• [Task objective] Every line below must be reproduced exactly. Copy them all.

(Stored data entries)
++++++++
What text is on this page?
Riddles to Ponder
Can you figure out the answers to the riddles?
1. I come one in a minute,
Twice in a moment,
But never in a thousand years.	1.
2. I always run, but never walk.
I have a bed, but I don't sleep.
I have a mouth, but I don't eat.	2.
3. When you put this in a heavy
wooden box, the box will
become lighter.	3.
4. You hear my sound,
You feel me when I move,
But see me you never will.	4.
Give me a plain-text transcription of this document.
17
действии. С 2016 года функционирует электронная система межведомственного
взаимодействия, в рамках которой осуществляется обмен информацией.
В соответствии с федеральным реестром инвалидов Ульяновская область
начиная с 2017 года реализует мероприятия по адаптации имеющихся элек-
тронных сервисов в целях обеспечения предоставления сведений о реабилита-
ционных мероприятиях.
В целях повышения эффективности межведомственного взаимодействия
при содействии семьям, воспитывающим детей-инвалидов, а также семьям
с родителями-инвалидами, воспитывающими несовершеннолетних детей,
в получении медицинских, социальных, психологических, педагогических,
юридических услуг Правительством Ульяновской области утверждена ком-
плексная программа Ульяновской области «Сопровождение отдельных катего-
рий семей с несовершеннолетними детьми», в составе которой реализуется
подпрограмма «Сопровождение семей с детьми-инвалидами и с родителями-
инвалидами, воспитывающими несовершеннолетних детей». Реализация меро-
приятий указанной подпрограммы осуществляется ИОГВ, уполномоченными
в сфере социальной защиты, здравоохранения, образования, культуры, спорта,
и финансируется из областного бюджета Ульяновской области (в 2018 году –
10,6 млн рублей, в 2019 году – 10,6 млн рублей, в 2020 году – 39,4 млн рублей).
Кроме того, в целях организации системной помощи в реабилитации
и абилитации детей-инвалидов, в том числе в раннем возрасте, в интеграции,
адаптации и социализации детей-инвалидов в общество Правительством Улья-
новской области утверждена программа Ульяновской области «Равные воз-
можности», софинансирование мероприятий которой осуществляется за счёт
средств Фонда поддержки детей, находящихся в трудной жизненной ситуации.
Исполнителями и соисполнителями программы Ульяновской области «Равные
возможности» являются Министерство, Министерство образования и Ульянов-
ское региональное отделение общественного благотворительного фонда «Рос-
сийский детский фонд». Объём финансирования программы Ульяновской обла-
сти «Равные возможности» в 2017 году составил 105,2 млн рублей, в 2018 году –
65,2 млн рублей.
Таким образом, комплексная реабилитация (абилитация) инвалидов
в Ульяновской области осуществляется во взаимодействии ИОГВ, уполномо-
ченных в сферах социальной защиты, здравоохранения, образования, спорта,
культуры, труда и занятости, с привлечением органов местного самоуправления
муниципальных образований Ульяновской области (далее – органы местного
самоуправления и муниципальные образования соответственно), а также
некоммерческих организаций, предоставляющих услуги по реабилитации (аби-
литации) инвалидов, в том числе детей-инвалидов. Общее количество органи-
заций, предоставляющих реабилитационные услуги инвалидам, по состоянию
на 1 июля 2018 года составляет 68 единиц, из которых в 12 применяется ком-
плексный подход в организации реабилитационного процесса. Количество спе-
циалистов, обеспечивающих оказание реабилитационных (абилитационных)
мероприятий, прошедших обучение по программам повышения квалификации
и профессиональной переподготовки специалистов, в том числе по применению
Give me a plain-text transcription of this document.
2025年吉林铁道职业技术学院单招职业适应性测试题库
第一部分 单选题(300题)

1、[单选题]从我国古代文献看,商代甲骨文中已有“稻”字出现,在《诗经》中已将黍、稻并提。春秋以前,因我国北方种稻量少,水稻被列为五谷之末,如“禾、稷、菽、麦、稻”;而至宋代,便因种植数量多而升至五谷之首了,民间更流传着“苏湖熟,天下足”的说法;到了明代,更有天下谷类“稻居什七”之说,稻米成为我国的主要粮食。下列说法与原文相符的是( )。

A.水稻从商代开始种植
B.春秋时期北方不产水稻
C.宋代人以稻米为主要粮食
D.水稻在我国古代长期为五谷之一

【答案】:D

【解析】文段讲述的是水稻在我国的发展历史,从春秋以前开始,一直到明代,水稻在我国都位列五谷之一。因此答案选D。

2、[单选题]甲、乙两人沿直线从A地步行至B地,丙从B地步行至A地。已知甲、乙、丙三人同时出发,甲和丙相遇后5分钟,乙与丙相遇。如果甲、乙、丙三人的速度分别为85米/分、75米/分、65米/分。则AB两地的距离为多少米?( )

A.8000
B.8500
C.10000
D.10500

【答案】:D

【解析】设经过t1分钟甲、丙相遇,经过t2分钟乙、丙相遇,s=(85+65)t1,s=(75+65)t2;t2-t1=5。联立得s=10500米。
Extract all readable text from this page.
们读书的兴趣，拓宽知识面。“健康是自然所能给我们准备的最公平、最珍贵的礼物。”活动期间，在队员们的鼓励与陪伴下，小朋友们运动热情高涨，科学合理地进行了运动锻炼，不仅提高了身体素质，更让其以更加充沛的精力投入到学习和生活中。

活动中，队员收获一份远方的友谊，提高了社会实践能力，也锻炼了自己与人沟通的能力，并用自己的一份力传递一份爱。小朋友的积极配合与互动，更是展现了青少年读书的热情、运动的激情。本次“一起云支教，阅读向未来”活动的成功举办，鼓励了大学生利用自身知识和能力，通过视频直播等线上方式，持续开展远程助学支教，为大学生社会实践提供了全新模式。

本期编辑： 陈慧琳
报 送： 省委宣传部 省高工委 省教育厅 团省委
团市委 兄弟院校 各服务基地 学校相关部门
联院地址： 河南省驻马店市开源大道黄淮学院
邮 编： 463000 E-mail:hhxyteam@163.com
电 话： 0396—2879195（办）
++++++++
• [Task output]
What text is on this page?
Riddles to Ponder
Can you figure out the answers to the riddles?
1. I come one in a minute,
Twice in a moment,
But never in a thousand years.	1.
2. I always run, but never walk.
I have a bed, but I don't sleep.
I have a mouth, but I don't eat.	2.
3. When you put this in a heavy
wooden box, the box will
become lighter.	3.
4. You hear my sound,
You feel me when I move,
But see me you never will.	4.
Give me a plain-text transcription of this document.
17
действии. С 2016 года функционирует электронная система межведомственного
взаимодействия, в рамках которой осуществляется обмен информацией.
В соответствии с федеральным реестром инвалидов Ульяновская область
начиная с 2017 года реализует мероприятия по адаптации имеющихся элек-
тронных сервисов в целях обеспечения предоставления сведений о реабилита-
ционных мероприятиях.
В целях повышения эффективности межведомственного взаимодействия
при содействии семьям, воспитывающим детей-инвалидов, а также семьям
с родителями-инвалидами, воспитывающими несовершеннолетних детей,
в получении медицинских, социальных, психологических, педагогических,
юридических услуг Правительством Ульяновской области утверждена ком-
плексная программа Ульяновской области «Сопровождение отдельных катего-
рий семей с несовершеннолетними детьми», в составе которой реализуется
подпрограмма «Сопровождение семей с детьми-инвалидами и с родителями-
инвалидами, воспитывающими несовершеннолетних детей». Реализация меро-
приятий указанной подпрограммы осуществляется ИОГВ, уполномоченными
в сфере социальной защиты, здравоохранения, образования, культуры, спорта,
и финансируется из областного бюджета Ульяновской области (в 2018 году –
10,6 млн рублей, в 2019 году – 10,6 млн рублей, в 2020 году – 39,4 млн рублей).
Кроме того, в целях организации системной помощи в реабилитации
и абилитации детей-инвалидов, в том числе в раннем возрасте, в интеграции,
адаптации и социализации детей-инвалидов в общество Правительством Улья-
новской области утверждена программа Ульяновской области «Равные воз-
можности», софинансирование мероприятий которой осуществляется за счёт
средств Фонда поддержки детей, находящихся в трудной жизненной ситуации.
Исполнителями и соисполнителями программы Ульяновской области «Равные
возможности» являются Министерство, Министерство образования и Ульянов-
ское региональное отделение общественного благотворительного фонда «Рос-
сийский детский фонд». Объём финансирования программы Ульяновской обла-
сти «Равные возможности» в 2017 году составил 105,2 млн рублей, в 2018 году –
65,2 млн рублей.
Таким образом, комплексная реабилитация (абилитация) инвалидов
в Ульяновской области осуществляется во взаимодействии ИОГВ, уполномо-
ченных в сферах социальной защиты, здравоохранения, образования, спорта,
культуры, труда и занятости, с привлечением органов местного самоуправления
муниципальных образований Ульяновской области (далее – органы местного
самоуправления и муниципальные образования соответственно), а также
некоммерческих организаций, предоставляющих услуги по реабилитации (аби-
литации) инвалидов, в том числе детей-инвалидов. Общее количество органи-
заций, предоставляющих реабилитационные услуги инвалидам, по состоянию
на 1 июля 2018 года составляет 68 единиц, из которых в 12 применяется ком-
плексный подход в организации реабилитационного процесса. Количество спе-
циалистов, обеспечивающих оказание реабилитационных (абилитационных)
мероприятий, прошедших обучение по программам повышения квалификации
и профессиональной переподготовки специалистов, в том числе по применению
Give me a plain-text transcription of this document.
2025年吉林铁道职业技术学院单招职业适应性测试题库
第一部分 单选题(300题)

1、[单选题]从我国古代文献看,商代甲骨文中已有“稻”字出现,在《诗经》中已将黍、稻并提。春秋以前,因我国北方种稻量少,水稻被列为五谷之末,如“禾、稷、菽、麦、稻”;而至宋代,便因种植数量多而升至五谷之首了,民间更流传着“苏湖熟,天下足”的说法;到了明代,更有天下谷类“稻居什七”之说,稻米成为我国的主要粮食。下列说法与原文相符的是( )。

A.水稻从商代开始种植
B.春秋时期北方不产水稻
C.宋代人以稻米为主要粮食
D.水稻在我国古代长期为五谷之一

【答案】:D

【解析】文段讲述的是水稻在我国的发展历史,从春秋以前开始,一直到明代,水稻在我国都位列五谷之一。因此答案选D。

2、[单选题]甲、乙两人沿直线从A地步行至B地,丙从B地步行至A地。已知甲、乙、丙三人同时出发,甲和丙相遇后5分钟,乙与丙相遇。如果甲、乙、丙三人的速度分别为85米/分、75米/分、65米/分。则AB两地的距离为多少米?( )

A.8000
B.8500
C.10000
D.10500

【答案】:D

【解析】设经过t1分钟甲、丙相遇,经过t2分钟乙、丙相遇,s=(85+65)t1,s=(75+65)t2;t2-t1=5。联立得s=10500米。
Extract all readable text from this page.
们读书的兴趣，拓宽知识面。“健康是自然所能给我们准备的最公平、最珍贵的礼物。”活动期间，在队员们的鼓励与陪伴下，小朋友们运动热情高涨，科学合理地进行了运动锻炼，不仅提高了身体素质，更让其以更加充沛的精力投入到学习和生活中。

活动中，队员收获一份远方的友谊，提高了社会实践能力，也锻炼了自己与人沟通的能力，并用自己的一份力传递一份爱。小朋友的积极配合与互动，更是展现了青少年读书的热情、运动的激情。本次“一起云支教，阅读向未来”活动的成功举办，鼓励了大学生利用自身知识和能力，通过视频直播等线上方式，持续开展远程助学支教，为大学生社会实践提供了全新模式。

本期编辑： 陈慧琳
报 送： 省委宣传部 省高工委 省教育厅 团省委
团市委 兄弟院校 各服务基地 学校相关部门
联院地址： 河南省驻马店市开源大道黄淮学院
邮 编： 463000 E-mail:hhxyteam@163.com
电 话： 0396—2879195（办）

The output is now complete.